## The problem
Copy each line of the material below that includes the string "went".

=== Supplied material ===

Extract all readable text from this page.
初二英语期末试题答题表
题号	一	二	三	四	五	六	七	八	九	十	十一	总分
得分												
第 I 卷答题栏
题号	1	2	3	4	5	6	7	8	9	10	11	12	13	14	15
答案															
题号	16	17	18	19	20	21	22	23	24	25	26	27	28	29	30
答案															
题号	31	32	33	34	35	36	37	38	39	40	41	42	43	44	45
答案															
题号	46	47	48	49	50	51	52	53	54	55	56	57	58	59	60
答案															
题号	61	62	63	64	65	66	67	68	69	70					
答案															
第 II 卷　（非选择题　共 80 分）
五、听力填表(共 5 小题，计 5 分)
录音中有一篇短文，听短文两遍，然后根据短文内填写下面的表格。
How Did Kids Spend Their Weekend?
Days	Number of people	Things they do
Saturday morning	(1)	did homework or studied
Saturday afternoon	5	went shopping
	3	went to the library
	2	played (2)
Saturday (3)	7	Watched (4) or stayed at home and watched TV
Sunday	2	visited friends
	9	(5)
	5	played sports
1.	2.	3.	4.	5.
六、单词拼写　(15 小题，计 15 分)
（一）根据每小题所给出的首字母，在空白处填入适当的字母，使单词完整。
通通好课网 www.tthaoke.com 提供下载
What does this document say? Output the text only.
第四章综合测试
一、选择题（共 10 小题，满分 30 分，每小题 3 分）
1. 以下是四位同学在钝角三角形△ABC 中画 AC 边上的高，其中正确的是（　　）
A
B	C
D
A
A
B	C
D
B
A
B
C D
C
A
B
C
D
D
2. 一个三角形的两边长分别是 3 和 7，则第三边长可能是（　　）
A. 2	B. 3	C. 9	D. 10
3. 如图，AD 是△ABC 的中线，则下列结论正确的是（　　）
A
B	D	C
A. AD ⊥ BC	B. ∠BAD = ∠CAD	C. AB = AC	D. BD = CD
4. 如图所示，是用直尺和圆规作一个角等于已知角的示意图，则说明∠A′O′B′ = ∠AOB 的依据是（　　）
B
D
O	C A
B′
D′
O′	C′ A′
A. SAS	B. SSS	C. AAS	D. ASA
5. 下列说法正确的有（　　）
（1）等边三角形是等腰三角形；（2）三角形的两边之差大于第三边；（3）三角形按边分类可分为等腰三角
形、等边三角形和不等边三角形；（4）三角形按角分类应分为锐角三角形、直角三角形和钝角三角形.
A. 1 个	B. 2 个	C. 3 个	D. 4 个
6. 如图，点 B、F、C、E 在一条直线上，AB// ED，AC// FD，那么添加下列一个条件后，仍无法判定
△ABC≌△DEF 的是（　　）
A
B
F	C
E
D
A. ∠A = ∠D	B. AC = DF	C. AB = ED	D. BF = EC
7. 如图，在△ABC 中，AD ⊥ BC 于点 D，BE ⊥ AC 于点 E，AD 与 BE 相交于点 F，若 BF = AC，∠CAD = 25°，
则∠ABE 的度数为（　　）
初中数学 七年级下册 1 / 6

===

## Complete output
Saturday afternoon	5	went shopping
	3	went to the library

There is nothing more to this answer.